TASK INPUT:
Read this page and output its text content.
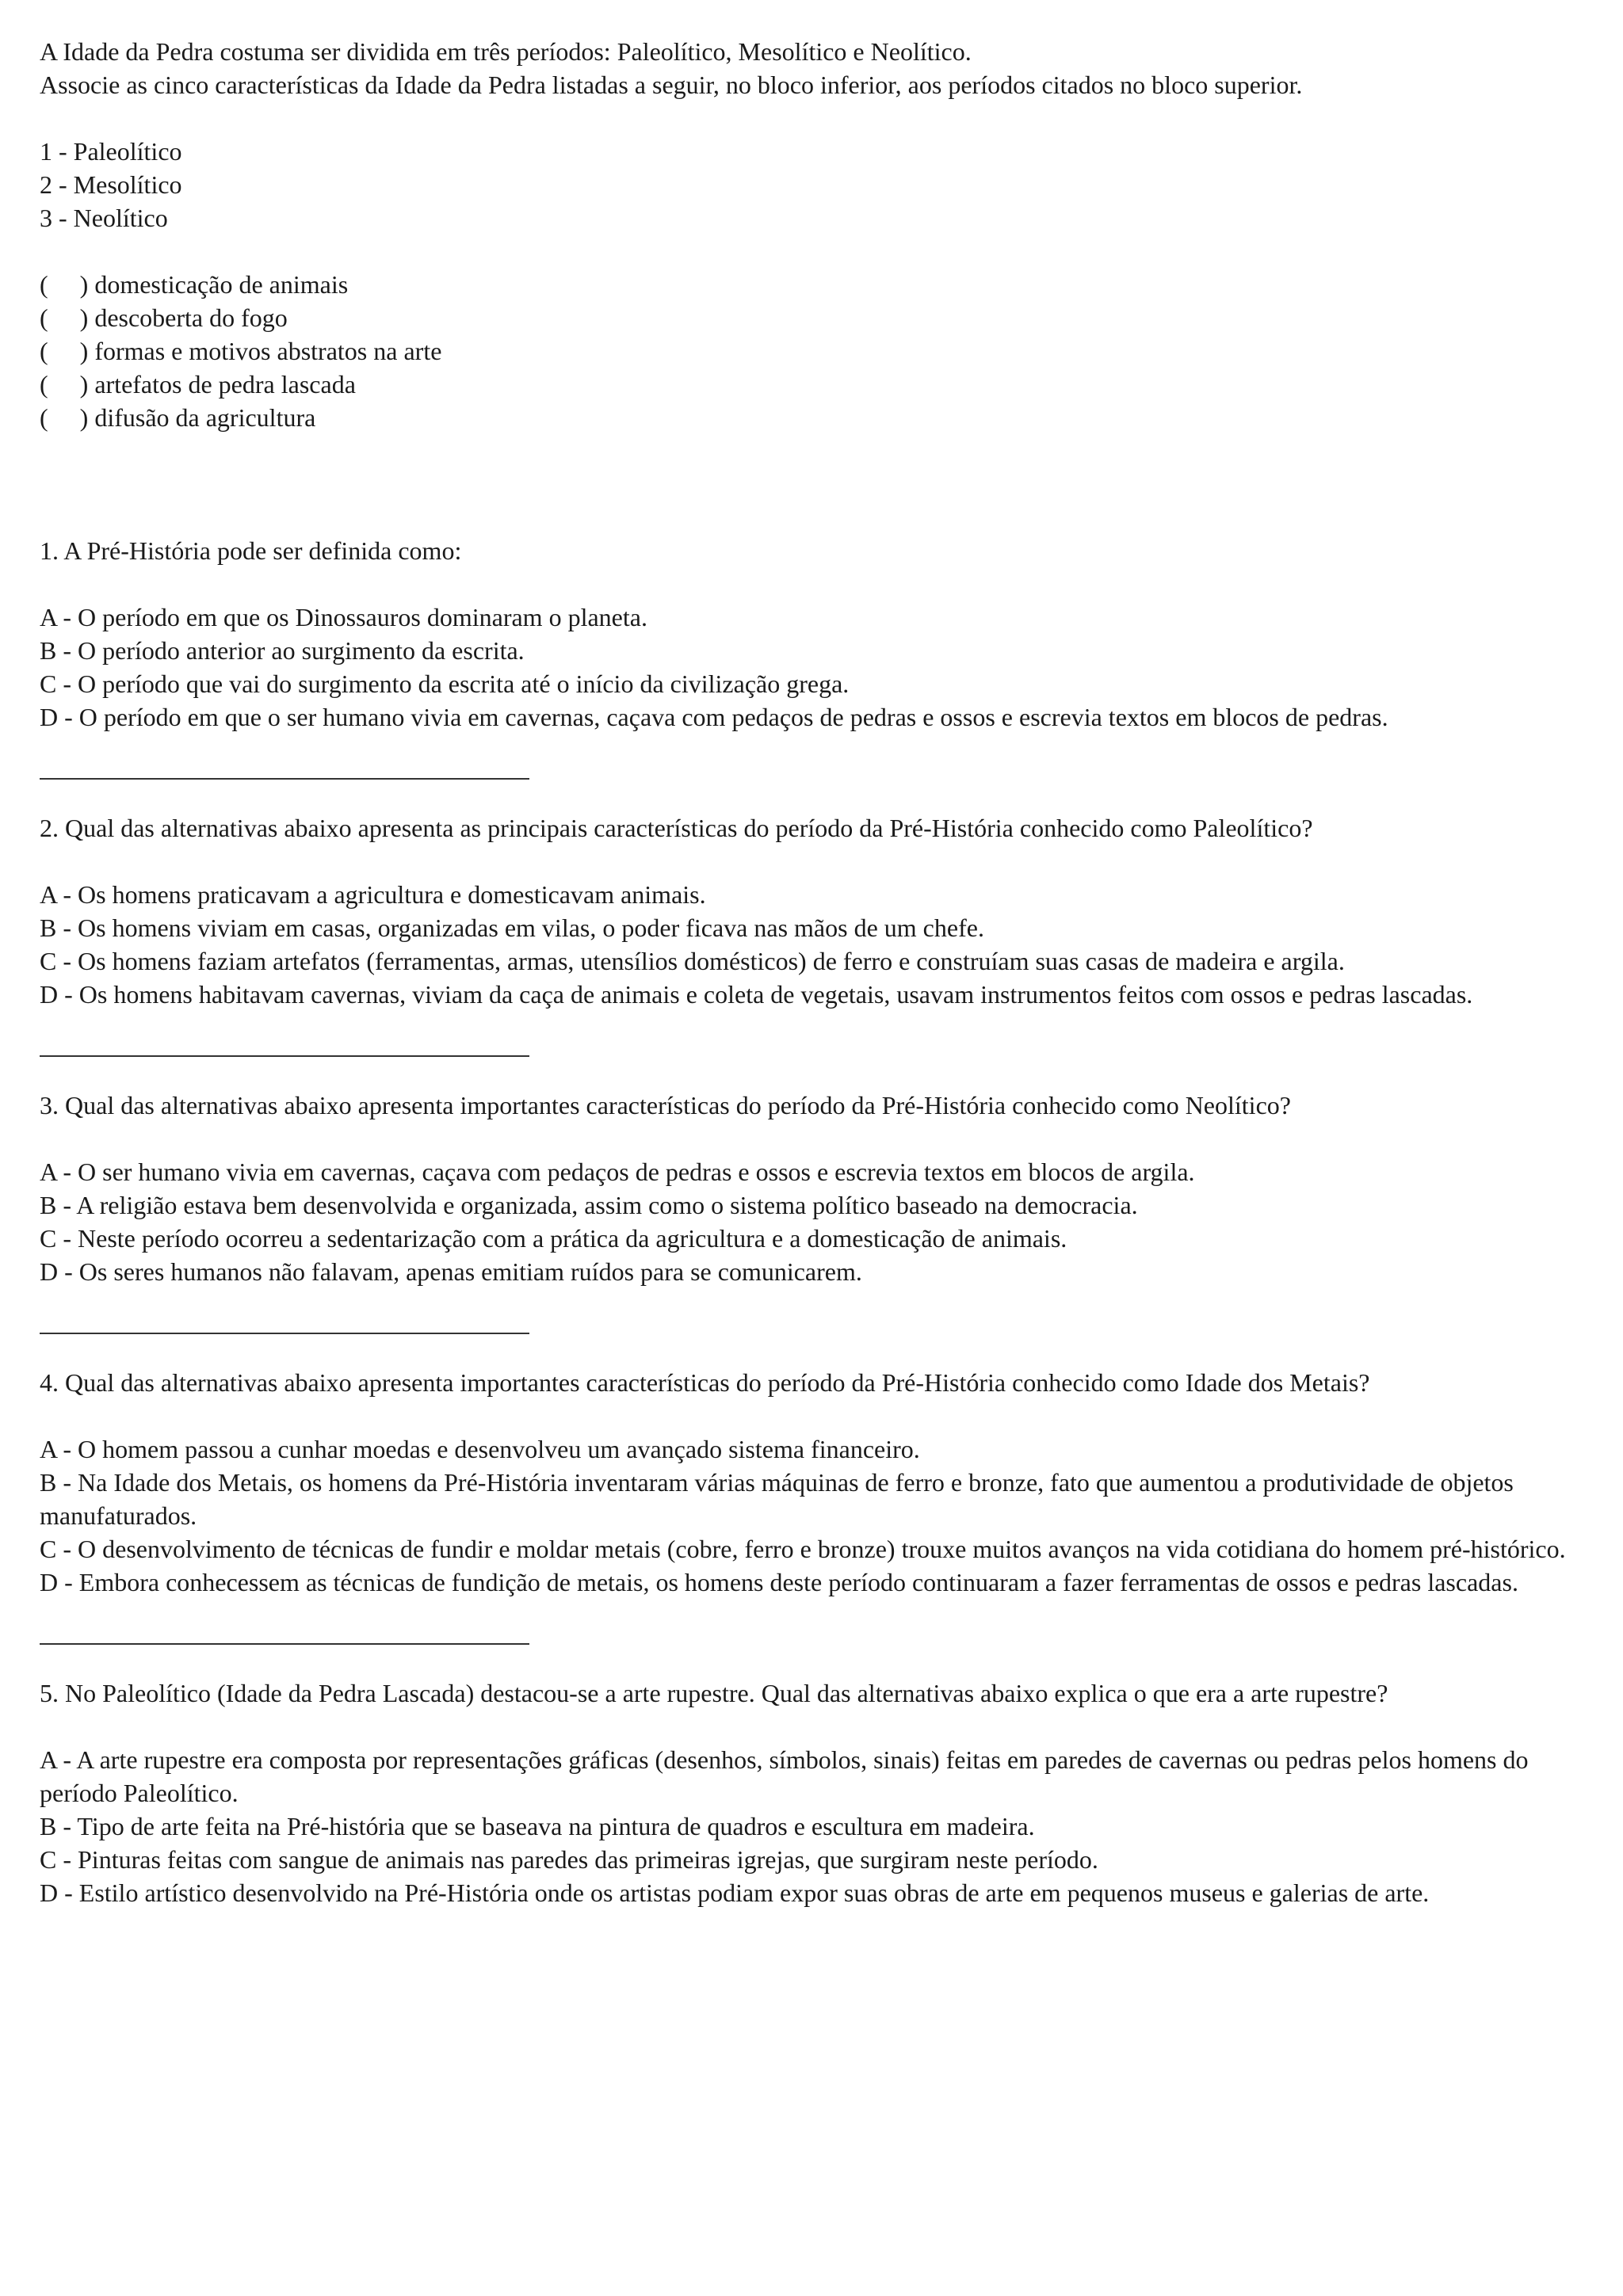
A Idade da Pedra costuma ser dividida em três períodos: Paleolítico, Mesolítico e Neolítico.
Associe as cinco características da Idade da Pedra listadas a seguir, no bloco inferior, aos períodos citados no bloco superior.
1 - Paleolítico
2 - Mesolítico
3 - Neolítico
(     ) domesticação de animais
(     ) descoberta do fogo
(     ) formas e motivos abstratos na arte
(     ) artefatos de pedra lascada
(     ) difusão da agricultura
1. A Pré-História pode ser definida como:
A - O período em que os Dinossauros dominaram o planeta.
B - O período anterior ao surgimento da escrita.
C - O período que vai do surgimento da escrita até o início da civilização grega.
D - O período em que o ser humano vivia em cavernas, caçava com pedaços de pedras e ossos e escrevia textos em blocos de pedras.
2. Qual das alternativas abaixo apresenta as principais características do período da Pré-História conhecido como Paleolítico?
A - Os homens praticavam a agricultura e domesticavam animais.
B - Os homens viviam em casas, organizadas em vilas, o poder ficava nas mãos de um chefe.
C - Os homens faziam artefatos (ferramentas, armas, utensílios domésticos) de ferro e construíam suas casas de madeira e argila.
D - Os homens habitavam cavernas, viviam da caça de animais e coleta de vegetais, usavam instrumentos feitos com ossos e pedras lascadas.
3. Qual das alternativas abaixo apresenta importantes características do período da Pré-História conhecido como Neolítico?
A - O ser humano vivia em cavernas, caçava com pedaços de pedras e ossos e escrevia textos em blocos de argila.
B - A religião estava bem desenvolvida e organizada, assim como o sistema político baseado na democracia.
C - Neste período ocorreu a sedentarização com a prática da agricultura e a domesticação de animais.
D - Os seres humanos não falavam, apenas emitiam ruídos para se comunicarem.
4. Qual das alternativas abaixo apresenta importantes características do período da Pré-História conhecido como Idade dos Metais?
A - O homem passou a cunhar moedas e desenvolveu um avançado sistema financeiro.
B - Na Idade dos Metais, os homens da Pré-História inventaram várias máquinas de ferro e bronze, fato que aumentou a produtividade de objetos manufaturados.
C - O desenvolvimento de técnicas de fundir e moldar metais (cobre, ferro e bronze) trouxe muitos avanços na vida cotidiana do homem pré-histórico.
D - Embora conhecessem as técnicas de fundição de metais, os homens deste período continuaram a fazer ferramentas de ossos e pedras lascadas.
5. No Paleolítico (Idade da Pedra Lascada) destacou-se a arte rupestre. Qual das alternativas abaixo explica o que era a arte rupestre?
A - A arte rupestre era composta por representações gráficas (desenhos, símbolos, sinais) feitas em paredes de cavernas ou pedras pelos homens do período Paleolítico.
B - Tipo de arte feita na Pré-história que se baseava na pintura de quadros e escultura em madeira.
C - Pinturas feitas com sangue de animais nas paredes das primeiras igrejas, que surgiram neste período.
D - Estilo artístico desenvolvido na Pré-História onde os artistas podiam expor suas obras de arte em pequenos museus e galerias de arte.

TASK PROMPT: Copy each line above that contains the word "bronze".

SOLUTION:
B - Na Idade dos Metais, os homens da Pré-História inventaram várias máquinas de ferro e bronze, fato que aumentou a produtividade de objetos manufaturados.
C - O desenvolvimento de técnicas de fundir e moldar metais (cobre, ferro e bronze) trouxe muitos avanços na vida cotidiana do homem pré-histórico.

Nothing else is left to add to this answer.